- Work to be completed:
Turn the stretch of data from its first line through the line containing "- header-divider: [53, 10, 54, 44]" into a numbered list, keeping both ends and skipping blank lines.

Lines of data

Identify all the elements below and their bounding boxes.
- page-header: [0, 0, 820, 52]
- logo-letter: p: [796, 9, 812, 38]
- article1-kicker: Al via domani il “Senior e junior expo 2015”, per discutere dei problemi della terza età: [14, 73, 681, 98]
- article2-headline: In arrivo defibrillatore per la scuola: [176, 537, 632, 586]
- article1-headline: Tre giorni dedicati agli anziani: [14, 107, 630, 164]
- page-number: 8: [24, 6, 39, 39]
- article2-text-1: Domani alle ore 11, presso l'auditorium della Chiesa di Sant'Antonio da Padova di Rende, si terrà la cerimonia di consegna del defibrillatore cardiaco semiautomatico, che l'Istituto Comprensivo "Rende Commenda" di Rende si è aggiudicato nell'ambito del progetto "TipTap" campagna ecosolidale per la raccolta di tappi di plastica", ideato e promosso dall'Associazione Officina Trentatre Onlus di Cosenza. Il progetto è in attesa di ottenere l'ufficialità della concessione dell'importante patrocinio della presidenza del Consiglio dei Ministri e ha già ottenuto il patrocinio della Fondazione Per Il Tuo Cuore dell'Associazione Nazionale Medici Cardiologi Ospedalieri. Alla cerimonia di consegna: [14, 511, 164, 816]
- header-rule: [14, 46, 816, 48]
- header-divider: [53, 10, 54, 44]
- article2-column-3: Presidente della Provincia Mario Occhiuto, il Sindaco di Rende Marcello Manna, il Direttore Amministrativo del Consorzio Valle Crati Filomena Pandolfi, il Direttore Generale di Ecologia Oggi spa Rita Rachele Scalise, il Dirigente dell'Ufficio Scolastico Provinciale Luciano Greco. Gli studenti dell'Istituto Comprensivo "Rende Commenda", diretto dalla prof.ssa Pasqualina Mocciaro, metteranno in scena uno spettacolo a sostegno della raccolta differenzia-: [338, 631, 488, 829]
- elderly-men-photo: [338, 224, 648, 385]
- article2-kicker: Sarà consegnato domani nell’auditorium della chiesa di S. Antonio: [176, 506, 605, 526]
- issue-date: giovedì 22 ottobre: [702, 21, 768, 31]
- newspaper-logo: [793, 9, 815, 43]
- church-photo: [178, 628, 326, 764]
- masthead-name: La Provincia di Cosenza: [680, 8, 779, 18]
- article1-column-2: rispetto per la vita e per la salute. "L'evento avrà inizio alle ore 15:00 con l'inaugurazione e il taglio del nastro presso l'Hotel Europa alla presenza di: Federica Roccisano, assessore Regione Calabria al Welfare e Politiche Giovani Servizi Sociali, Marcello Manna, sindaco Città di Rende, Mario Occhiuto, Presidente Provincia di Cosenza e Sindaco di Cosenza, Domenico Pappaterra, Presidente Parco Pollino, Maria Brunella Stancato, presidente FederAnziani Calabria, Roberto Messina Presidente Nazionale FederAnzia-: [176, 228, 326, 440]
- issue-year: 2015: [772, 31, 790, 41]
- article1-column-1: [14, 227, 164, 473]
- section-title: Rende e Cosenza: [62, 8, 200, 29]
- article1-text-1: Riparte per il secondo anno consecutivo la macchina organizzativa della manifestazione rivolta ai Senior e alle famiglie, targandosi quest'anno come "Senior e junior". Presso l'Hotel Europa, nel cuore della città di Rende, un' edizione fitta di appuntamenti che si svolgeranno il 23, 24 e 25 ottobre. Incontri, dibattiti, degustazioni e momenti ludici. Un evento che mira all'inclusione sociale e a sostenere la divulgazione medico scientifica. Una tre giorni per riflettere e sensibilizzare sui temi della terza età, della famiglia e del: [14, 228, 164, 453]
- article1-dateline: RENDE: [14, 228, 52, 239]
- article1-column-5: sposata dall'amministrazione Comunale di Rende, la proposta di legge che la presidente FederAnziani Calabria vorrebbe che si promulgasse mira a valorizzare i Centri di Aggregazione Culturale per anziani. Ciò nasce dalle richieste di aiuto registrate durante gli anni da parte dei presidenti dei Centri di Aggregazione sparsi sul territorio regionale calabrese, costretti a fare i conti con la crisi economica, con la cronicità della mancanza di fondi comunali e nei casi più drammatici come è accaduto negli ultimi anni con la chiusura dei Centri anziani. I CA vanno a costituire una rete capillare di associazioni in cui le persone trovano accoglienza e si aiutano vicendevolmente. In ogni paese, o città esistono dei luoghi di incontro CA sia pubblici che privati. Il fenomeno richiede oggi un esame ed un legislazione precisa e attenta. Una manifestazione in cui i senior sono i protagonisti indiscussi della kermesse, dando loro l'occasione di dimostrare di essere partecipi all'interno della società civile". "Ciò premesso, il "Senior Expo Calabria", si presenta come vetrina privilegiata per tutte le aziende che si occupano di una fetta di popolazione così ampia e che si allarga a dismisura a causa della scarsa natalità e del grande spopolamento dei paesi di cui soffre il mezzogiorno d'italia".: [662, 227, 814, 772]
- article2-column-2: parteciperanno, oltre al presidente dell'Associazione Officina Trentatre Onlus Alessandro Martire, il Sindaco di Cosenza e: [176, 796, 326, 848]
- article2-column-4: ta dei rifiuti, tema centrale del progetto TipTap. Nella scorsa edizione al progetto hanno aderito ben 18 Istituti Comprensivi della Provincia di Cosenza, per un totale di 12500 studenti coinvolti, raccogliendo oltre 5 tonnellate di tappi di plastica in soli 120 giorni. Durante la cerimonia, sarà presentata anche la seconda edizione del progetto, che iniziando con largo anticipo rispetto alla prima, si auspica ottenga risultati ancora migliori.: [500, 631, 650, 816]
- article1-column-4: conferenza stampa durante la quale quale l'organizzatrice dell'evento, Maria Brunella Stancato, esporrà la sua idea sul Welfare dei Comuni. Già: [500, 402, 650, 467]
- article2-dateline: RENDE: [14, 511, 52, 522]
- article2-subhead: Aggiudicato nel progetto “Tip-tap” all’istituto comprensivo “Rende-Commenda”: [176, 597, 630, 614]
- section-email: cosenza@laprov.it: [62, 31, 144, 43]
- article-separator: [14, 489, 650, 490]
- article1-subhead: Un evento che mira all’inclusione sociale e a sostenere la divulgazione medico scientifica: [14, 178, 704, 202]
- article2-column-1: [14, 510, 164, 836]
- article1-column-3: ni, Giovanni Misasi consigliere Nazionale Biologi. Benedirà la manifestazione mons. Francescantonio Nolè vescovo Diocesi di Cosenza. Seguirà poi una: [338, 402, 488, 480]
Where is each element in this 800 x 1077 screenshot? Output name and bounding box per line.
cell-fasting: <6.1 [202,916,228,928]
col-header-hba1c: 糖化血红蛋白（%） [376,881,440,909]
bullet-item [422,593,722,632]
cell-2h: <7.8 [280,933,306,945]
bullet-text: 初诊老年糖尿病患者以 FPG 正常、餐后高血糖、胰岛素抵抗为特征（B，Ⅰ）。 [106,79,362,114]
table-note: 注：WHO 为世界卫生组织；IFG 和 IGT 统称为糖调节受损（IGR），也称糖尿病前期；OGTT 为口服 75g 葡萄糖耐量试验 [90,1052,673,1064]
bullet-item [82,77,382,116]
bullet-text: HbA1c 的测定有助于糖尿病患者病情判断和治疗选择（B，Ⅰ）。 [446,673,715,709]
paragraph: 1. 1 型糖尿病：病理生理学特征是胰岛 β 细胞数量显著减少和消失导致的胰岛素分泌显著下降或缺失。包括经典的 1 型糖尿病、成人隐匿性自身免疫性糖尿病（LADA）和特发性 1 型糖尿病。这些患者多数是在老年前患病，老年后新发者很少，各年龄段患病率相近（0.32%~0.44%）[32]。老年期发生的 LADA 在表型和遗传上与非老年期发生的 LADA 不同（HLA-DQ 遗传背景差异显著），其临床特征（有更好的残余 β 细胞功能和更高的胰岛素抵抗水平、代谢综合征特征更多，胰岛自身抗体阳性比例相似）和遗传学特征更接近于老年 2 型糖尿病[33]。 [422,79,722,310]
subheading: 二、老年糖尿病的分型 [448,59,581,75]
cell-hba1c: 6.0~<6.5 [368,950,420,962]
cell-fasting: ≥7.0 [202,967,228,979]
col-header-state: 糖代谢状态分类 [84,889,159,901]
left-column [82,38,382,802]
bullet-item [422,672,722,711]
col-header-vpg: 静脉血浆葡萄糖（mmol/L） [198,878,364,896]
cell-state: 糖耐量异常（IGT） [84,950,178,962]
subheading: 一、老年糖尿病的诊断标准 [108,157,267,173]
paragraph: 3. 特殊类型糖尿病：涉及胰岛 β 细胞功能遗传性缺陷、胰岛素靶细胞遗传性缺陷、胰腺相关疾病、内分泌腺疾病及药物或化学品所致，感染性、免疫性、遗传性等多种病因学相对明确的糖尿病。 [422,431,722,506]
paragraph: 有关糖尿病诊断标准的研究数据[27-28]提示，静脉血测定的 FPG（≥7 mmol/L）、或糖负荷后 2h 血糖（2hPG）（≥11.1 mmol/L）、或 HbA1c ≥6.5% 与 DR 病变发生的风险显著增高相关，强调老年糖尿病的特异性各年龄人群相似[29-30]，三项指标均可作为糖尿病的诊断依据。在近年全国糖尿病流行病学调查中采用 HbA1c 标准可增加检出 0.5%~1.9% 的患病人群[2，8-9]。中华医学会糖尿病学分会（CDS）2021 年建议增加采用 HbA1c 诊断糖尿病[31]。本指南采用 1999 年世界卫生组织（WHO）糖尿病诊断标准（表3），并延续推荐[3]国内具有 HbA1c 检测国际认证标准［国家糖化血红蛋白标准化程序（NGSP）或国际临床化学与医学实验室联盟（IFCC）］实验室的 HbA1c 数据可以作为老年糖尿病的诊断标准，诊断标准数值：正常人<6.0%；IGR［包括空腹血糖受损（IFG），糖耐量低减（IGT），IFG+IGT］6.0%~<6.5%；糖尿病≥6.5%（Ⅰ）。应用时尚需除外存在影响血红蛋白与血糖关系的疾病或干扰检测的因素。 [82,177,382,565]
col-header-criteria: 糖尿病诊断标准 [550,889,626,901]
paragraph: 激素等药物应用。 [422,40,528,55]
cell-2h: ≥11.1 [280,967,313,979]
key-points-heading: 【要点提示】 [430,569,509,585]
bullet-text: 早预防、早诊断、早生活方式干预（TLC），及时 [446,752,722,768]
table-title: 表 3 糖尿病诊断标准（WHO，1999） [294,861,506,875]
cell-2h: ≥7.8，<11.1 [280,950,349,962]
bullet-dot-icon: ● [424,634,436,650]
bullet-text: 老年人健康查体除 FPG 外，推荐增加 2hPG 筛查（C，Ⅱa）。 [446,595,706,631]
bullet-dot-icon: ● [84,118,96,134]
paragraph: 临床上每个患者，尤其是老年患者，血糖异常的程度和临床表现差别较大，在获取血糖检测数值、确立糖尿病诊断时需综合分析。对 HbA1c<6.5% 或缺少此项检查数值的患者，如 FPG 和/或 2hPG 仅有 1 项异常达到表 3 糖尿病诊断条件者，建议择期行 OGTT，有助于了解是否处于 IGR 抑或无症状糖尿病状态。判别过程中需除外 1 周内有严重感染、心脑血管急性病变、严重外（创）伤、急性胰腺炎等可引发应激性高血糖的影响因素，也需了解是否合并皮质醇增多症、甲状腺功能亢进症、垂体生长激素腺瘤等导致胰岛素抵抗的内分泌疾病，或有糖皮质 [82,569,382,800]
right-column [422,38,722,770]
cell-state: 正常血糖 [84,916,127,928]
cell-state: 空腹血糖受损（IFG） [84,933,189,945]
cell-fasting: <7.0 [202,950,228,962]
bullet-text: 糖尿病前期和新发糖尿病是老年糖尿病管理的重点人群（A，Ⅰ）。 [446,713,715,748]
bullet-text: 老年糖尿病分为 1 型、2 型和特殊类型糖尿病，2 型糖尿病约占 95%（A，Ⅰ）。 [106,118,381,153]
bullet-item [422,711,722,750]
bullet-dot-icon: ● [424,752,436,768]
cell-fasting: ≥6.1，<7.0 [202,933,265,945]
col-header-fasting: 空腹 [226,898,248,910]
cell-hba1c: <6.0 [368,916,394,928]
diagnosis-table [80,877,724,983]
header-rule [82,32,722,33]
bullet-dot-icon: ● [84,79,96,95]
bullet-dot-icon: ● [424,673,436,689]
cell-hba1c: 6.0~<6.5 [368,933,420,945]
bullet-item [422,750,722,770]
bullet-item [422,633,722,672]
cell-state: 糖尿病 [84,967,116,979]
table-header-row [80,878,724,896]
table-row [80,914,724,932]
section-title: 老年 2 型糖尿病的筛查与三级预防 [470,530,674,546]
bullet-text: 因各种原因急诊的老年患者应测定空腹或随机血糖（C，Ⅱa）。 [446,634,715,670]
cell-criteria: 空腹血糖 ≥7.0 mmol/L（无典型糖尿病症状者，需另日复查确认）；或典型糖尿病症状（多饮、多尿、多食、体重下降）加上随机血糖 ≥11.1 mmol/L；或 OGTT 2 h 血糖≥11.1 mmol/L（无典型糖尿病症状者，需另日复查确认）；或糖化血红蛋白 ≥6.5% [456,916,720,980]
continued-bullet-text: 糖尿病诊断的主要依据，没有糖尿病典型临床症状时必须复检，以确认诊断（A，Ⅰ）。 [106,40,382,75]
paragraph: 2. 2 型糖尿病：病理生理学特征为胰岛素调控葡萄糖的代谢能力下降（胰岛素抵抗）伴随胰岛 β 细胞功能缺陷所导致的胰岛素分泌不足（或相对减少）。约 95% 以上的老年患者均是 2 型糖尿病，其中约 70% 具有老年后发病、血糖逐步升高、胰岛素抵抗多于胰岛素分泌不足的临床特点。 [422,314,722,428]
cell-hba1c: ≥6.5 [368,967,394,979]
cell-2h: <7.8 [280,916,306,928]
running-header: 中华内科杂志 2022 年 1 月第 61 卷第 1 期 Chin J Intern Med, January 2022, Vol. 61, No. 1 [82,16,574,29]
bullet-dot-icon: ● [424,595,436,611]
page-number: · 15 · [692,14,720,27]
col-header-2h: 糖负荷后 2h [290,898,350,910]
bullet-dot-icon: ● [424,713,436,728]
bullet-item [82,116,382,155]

- Exercise solution:
1. Identify all the elements below and their bounding boxes.
2. - page-header: [0, 0, 820, 52]
3. - logo-letter: p: [796, 9, 812, 38]
4. - article1-kicker: Al via domani il “Senior e junior expo 2015”, per discutere dei problemi della terza età: [14, 73, 681, 98]
5. - article2-headline: In arrivo defibrillatore per la scuola: [176, 537, 632, 586]
6. - article1-headline: Tre giorni dedicati agli anziani: [14, 107, 630, 164]
7. - page-number: 8: [24, 6, 39, 39]
8. - article2-text-1: Domani alle ore 11, presso l'auditorium della Chiesa di Sant'Antonio da Padova di Rende, si terrà la cerimonia di consegna del defibrillatore cardiaco semiautomatico, che l'Istituto Comprensivo "Rende Commenda" di Rende si è aggiudicato nell'ambito del progetto "TipTap" campagna ecosolidale per la raccolta di tappi di plastica", ideato e promosso dall'Associazione Officina Trentatre Onlus di Cosenza. Il progetto è in attesa di ottenere l'ufficialità della concessione dell'importante patrocinio della presidenza del Consiglio dei Ministri e ha già ottenuto il patrocinio della Fondazione Per Il Tuo Cuore dell'Associazione Nazionale Medici Cardiologi Ospedalieri. Alla cerimonia di consegna: [14, 511, 164, 816]
9. - header-rule: [14, 46, 816, 48]
10. - header-divider: [53, 10, 54, 44]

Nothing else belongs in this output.